(Collected data entries)
===
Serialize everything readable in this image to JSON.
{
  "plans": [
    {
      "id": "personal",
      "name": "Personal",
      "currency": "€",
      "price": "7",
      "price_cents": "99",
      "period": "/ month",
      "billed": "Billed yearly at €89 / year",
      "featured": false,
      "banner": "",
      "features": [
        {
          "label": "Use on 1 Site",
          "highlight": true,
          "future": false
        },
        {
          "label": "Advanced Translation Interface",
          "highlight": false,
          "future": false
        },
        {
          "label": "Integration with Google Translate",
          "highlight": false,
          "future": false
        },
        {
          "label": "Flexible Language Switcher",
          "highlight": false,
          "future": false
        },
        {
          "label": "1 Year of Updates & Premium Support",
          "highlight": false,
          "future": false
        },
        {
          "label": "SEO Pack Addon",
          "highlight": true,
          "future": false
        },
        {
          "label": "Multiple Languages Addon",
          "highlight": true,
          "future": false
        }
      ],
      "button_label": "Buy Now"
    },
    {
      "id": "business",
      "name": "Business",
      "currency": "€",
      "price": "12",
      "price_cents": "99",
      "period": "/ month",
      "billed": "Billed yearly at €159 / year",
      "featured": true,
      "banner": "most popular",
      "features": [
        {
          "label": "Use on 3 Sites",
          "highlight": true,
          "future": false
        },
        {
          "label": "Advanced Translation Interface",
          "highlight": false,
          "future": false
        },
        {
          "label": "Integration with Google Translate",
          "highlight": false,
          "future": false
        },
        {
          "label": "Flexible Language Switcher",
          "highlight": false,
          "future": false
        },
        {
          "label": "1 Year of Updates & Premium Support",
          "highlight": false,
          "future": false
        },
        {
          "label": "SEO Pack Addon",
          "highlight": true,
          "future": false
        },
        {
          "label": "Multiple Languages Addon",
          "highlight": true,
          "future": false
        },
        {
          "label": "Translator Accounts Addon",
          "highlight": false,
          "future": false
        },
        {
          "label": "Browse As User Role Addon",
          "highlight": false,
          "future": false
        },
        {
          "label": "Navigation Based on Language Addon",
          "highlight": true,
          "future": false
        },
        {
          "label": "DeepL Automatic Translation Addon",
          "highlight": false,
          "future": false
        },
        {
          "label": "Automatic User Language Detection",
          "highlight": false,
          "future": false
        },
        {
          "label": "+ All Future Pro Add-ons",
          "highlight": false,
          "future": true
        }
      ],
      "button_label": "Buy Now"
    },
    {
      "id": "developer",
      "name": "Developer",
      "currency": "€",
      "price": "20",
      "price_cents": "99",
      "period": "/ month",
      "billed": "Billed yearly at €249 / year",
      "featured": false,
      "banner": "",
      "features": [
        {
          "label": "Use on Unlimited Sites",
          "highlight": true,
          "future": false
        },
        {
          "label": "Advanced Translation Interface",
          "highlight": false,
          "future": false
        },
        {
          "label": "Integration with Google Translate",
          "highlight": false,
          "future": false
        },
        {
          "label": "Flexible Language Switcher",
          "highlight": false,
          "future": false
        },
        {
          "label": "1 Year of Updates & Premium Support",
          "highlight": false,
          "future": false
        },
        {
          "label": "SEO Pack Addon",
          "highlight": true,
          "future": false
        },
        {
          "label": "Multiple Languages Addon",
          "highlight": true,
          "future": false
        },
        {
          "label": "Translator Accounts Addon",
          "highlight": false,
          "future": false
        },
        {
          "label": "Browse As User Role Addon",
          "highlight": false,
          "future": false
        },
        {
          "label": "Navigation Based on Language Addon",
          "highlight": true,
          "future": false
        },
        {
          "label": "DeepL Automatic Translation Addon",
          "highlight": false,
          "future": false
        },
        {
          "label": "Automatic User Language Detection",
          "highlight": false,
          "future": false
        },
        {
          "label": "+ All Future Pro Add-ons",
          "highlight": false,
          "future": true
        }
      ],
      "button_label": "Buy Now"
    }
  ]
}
===
WHAT IS REQUIRED:
Using the listing above, please repeat every entry exactly.

SOLUTION TO THE PROBLEM:
Serialize everything readable in this image to JSON.
{
  "plans": [
    {
      "id": "personal",
      "name": "Personal",
      "currency": "€",
      "price": "7",
      "price_cents": "99",
      "period": "/ month",
      "billed": "Billed yearly at €89 / year",
      "featured": false,
      "banner": "",
      "features": [
        {
          "label": "Use on 1 Site",
          "highlight": true,
          "future": false
        },
        {
          "label": "Advanced Translation Interface",
          "highlight": false,
          "future": false
        },
        {
          "label": "Integration with Google Translate",
          "highlight": false,
          "future": false
        },
        {
          "label": "Flexible Language Switcher",
          "highlight": false,
          "future": false
        },
        {
          "label": "1 Year of Updates & Premium Support",
          "highlight": false,
          "future": false
        },
        {
          "label": "SEO Pack Addon",
          "highlight": true,
          "future": false
        },
        {
          "label": "Multiple Languages Addon",
          "highlight": true,
          "future": false
        }
      ],
      "button_label": "Buy Now"
    },
    {
      "id": "business",
      "name": "Business",
      "currency": "€",
      "price": "12",
      "price_cents": "99",
      "period": "/ month",
      "billed": "Billed yearly at €159 / year",
      "featured": true,
      "banner": "most popular",
      "features": [
        {
          "label": "Use on 3 Sites",
          "highlight": true,
          "future": false
        },
        {
          "label": "Advanced Translation Interface",
          "highlight": false,
          "future": false
        },
        {
          "label": "Integration with Google Translate",
          "highlight": false,
          "future": false
        },
        {
          "label": "Flexible Language Switcher",
          "highlight": false,
          "future": false
        },
        {
          "label": "1 Year of Updates & Premium Support",
          "highlight": false,
          "future": false
        },
        {
          "label": "SEO Pack Addon",
          "highlight": true,
          "future": false
        },
        {
          "label": "Multiple Languages Addon",
          "highlight": true,
          "future": false
        },
        {
          "label": "Translator Accounts Addon",
          "highlight": false,
          "future": false
        },
        {
          "label": "Browse As User Role Addon",
          "highlight": false,
          "future": false
        },
        {
          "label": "Navigation Based on Language Addon",
          "highlight": true,
          "future": false
        },
        {
          "label": "DeepL Automatic Translation Addon",
          "highlight": false,
          "future": false
        },
        {
          "label": "Automatic User Language Detection",
          "highlight": false,
          "future": false
        },
        {
          "label": "+ All Future Pro Add-ons",
          "highlight": false,
          "future": true
        }
      ],
      "button_label": "Buy Now"
    },
    {
      "id": "developer",
      "name": "Developer",
      "currency": "€",
      "price": "20",
      "price_cents": "99",
      "period": "/ month",
      "billed": "Billed yearly at €249 / year",
      "featured": false,
      "banner": "",
      "features": [
        {
          "label": "Use on Unlimited Sites",
          "highlight": true,
          "future": false
        },
        {
          "label": "Advanced Translation Interface",
          "highlight": false,
          "future": false
        },
        {
          "label": "Integration with Google Translate",
          "highlight": false,
          "future": false
        },
        {
          "label": "Flexible Language Switcher",
          "highlight": false,
          "future": false
        },
        {
          "label": "1 Year of Updates & Premium Support",
          "highlight": false,
          "future": false
        },
        {
          "label": "SEO Pack Addon",
          "highlight": true,
          "future": false
        },
        {
          "label": "Multiple Languages Addon",
          "highlight": true,
          "future": false
        },
        {
          "label": "Translator Accounts Addon",
          "highlight": false,
          "future": false
        },
        {
          "label": "Browse As User Role Addon",
          "highlight": false,
          "future": false
        },
        {
          "label": "Navigation Based on Language Addon",
          "highlight": true,
          "future": false
        },
        {
          "label": "DeepL Automatic Translation Addon",
          "highlight": false,
          "future": false
        },
        {
          "label": "Automatic User Language Detection",
          "highlight": false,
          "future": false
        },
        {
          "label": "+ All Future Pro Add-ons",
          "highlight": false,
          "future": true
        }
      ],
      "button_label": "Buy Now"
    }
  ]
}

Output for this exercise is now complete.